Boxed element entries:
───
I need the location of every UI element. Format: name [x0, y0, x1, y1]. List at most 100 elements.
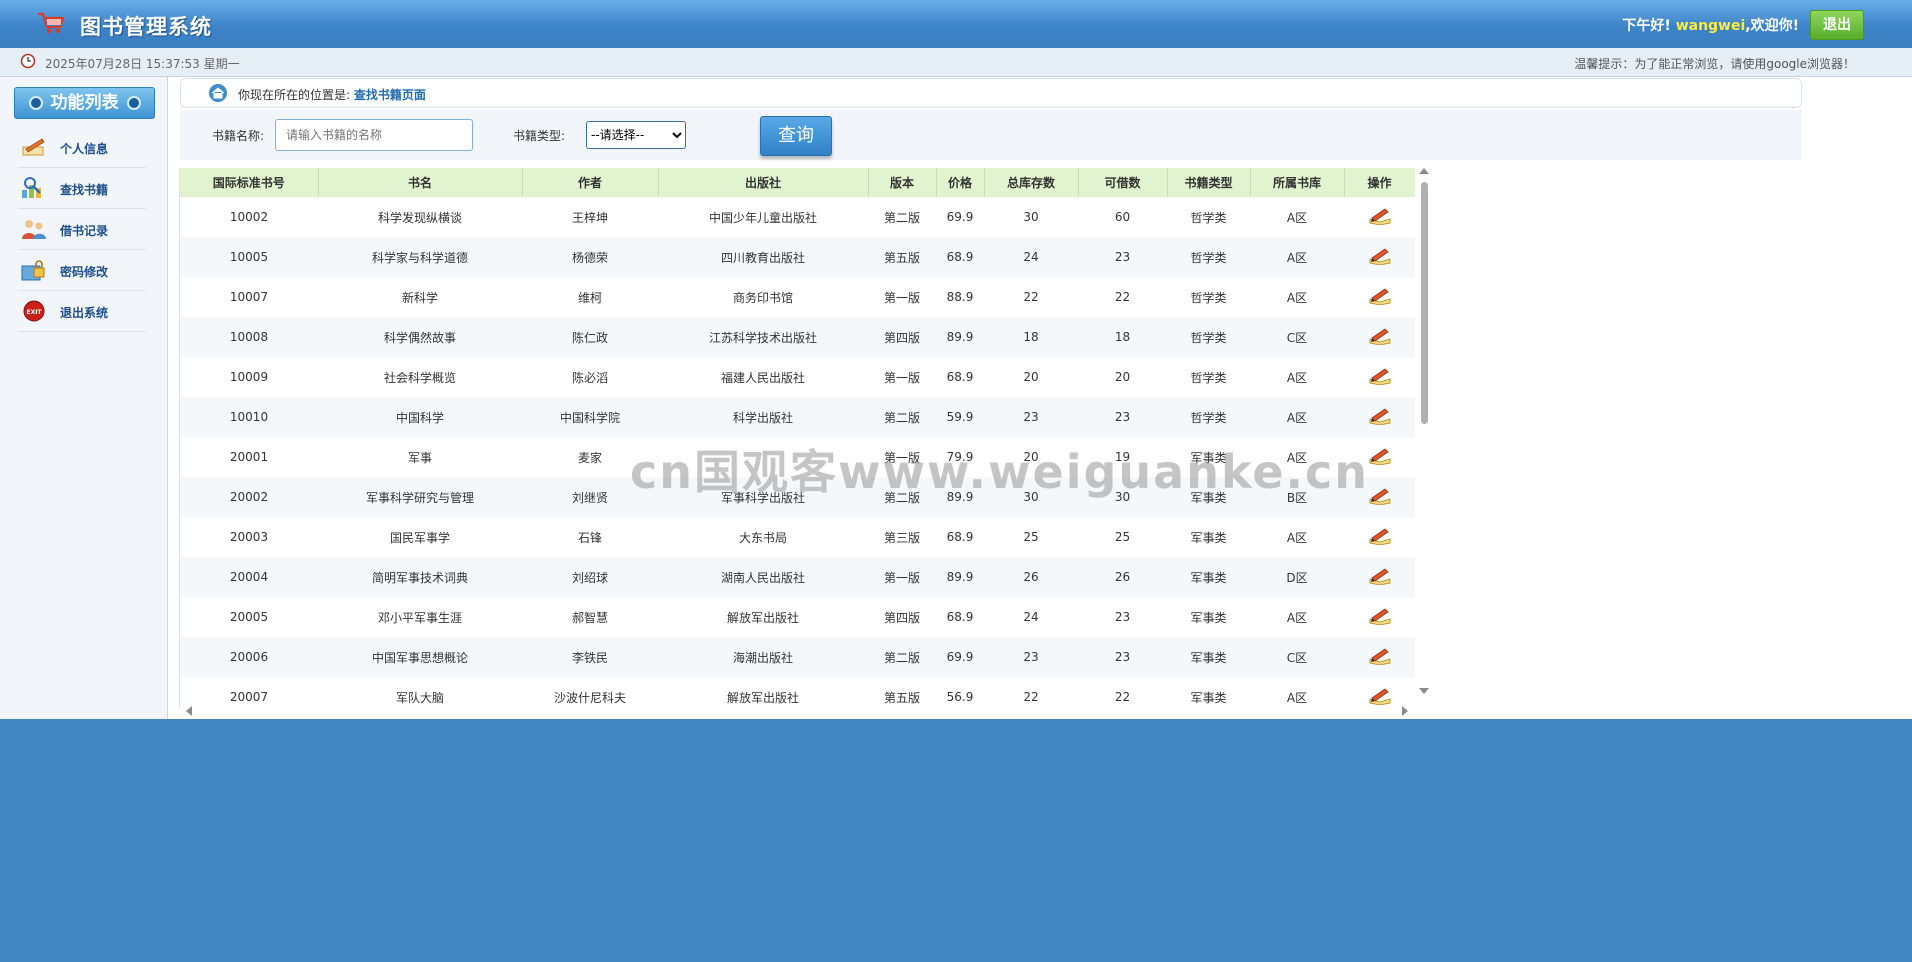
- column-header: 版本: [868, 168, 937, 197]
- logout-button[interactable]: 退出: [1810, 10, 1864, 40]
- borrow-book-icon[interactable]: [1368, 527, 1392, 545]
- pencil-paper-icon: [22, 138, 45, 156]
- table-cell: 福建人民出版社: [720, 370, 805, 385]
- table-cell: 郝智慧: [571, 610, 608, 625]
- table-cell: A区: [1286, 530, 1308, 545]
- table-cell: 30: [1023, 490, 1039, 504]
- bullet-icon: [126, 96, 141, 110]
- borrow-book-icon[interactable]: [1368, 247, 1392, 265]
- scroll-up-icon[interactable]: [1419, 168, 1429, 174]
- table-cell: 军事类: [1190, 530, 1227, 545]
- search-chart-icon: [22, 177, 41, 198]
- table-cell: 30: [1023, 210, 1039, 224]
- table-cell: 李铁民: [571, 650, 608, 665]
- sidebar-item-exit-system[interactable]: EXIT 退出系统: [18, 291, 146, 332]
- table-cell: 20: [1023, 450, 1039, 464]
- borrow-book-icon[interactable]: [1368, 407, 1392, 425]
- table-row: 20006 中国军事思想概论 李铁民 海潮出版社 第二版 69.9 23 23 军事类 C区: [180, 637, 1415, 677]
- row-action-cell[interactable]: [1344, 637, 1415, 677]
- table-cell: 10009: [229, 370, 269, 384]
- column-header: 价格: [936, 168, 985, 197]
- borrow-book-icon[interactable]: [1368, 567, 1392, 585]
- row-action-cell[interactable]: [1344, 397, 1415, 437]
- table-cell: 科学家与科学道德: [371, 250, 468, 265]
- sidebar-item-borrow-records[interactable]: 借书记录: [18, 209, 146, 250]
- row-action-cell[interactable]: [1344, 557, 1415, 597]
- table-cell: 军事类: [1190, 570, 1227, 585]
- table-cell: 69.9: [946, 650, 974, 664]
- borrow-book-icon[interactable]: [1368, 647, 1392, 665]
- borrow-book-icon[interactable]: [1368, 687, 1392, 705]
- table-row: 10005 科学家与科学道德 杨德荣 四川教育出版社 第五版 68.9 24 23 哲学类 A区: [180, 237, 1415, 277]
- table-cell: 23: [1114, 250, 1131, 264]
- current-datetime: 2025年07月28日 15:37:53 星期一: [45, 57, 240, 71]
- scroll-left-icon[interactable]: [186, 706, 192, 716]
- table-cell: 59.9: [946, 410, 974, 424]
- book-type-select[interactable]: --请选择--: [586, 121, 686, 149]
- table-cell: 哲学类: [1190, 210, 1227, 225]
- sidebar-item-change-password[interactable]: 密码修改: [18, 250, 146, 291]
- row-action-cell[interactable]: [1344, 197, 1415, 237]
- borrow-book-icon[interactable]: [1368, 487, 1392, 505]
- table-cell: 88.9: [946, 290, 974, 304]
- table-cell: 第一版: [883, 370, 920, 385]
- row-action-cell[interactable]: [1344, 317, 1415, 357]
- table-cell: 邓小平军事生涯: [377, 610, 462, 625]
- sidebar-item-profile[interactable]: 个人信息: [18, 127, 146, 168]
───
*Given request*. Rewrite every line of the material above as a Markdown table with the columns "No." and "Line," numbering the rows and skipping any blank lines. Leave the pictures out.

*Response for this exercise*.
| No. | Line |
|---|---|
| 1 | I need the location of every UI element. Format: name [x0, y0, x1, y1]. List at most 100 elements. |
| 2 | - column-header: 版本: [868, 168, 937, 197] |
| 3 | - logout-button[interactable]: 退出: [1810, 10, 1864, 40] |
| 4 | - borrow-book-icon[interactable]: [1368, 527, 1392, 545] |
| 5 | - pencil-paper-icon: [22, 138, 45, 156] |
| 6 | - table-cell: 福建人民出版社: [720, 370, 805, 385] |
| 7 | - table-cell: 郝智慧: [571, 610, 608, 625] |
| 8 | - table-cell: A区: [1286, 530, 1308, 545] |
| 9 | - table-cell: 30: [1023, 490, 1039, 504] |
| 10 | - bullet-icon: [126, 96, 141, 110] |
| 11 | - borrow-book-icon[interactable]: [1368, 247, 1392, 265] |
| 12 | - scroll-up-icon[interactable]: [1419, 168, 1429, 174] |
| 13 | - table-cell: 军事类: [1190, 530, 1227, 545] |
| 14 | - search-chart-icon: [22, 177, 41, 198] |
| 15 | - table-cell: 30: [1023, 210, 1039, 224] |
| 16 | - table-cell: 李铁民: [571, 650, 608, 665] |
| 17 | - sidebar-item-exit-system[interactable]: EXIT 退出系统: [18, 291, 146, 332] |
| 18 | - table-cell: 20: [1023, 450, 1039, 464] |
| 19 | - borrow-book-icon[interactable]: [1368, 407, 1392, 425] |
| 20 | - table-row: 20006 中国军事思想概论 李铁民 海潮出版社 第二版 69.9 23 23 军事类 C区: [180, 637, 1415, 677] |
| 21 | - row-action-cell[interactable]: [1344, 637, 1415, 677] |
| 22 | - table-cell: 10009: [229, 370, 269, 384] |
| 23 | - column-header: 价格: [936, 168, 985, 197] |
| 24 | - borrow-book-icon[interactable]: [1368, 567, 1392, 585] |
| 25 | - row-action-cell[interactable]: [1344, 397, 1415, 437] |
| 26 | - table-cell: 科学家与科学道德: [371, 250, 468, 265] |
| 27 | - sidebar-item-borrow-records[interactable]: 借书记录: [18, 209, 146, 250] |
| 28 | - row-action-cell[interactable]: [1344, 557, 1415, 597] |
| 29 | - table-cell: 军事类: [1190, 570, 1227, 585] |
| 30 | - table-cell: 69.9: [946, 650, 974, 664] |
| 31 | - borrow-book-icon[interactable]: [1368, 647, 1392, 665] |
| 32 | - borrow-book-icon[interactable]: [1368, 687, 1392, 705] |
| 33 | - table-row: 10005 科学家与科学道德 杨德荣 四川教育出版社 第五版 68.9 24 23 哲学类 A区: [180, 237, 1415, 277] |
| 34 | - table-cell: 23: [1114, 250, 1131, 264] |
| 35 | - current-datetime: 2025年07月28日 15:37:53 星期一: [45, 57, 240, 71] |
| 36 | - scroll-left-icon[interactable]: [186, 706, 192, 716] |
| 37 | - table-cell: 59.9: [946, 410, 974, 424] |
| 38 | - book-type-select[interactable]: --请选择--: [586, 121, 686, 149] |
| 39 | - table-cell: 哲学类: [1190, 210, 1227, 225] |
| 40 | - sidebar-item-change-password[interactable]: 密码修改: [18, 250, 146, 291] |
| 41 | - row-action-cell[interactable]: [1344, 197, 1415, 237] |
| 42 | - borrow-book-icon[interactable]: [1368, 487, 1392, 505] |
| 43 | - table-cell: 88.9: [946, 290, 974, 304] |
| 44 | - table-cell: 第一版: [883, 370, 920, 385] |
| 45 | - row-action-cell[interactable]: [1344, 317, 1415, 357] |
| 46 | - table-cell: 邓小平军事生涯: [377, 610, 462, 625] |
| 47 | - sidebar-item-profile[interactable]: 个人信息: [18, 127, 146, 168] |